Problem:
Copy out each line containing "水坝上窄下宽" from the entries below.

Source material:
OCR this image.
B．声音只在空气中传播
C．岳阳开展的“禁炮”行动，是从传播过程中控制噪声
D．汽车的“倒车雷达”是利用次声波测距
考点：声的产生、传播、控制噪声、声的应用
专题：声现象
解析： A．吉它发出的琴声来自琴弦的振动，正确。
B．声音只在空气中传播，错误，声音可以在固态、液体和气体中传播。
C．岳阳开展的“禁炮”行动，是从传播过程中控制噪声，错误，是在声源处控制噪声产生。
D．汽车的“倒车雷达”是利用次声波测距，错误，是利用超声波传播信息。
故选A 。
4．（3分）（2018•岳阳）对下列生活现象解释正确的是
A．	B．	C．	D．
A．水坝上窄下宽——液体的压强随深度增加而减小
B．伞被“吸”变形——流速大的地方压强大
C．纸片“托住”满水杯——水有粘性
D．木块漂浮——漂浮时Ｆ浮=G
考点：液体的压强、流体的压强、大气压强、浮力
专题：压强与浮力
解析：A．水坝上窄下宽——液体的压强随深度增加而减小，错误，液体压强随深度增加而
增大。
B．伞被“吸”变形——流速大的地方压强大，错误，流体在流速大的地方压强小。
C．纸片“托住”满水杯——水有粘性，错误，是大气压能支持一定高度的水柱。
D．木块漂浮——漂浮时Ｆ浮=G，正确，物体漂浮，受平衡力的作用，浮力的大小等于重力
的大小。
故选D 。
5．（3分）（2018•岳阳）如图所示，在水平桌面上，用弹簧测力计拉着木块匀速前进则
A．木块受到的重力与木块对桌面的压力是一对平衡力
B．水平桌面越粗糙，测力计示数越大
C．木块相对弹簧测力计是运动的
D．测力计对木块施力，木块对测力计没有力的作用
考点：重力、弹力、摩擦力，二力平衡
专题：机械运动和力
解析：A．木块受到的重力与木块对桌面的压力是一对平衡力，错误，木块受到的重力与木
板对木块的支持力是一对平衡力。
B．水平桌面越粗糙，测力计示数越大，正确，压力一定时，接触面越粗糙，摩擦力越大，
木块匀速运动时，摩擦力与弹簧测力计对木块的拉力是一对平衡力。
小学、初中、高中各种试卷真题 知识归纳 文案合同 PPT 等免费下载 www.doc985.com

Task result:
A．水坝上窄下宽——液体的压强随深度增加而减小
解析：A．水坝上窄下宽——液体的压强随深度增加而减小，错误，液体压强随深度增加而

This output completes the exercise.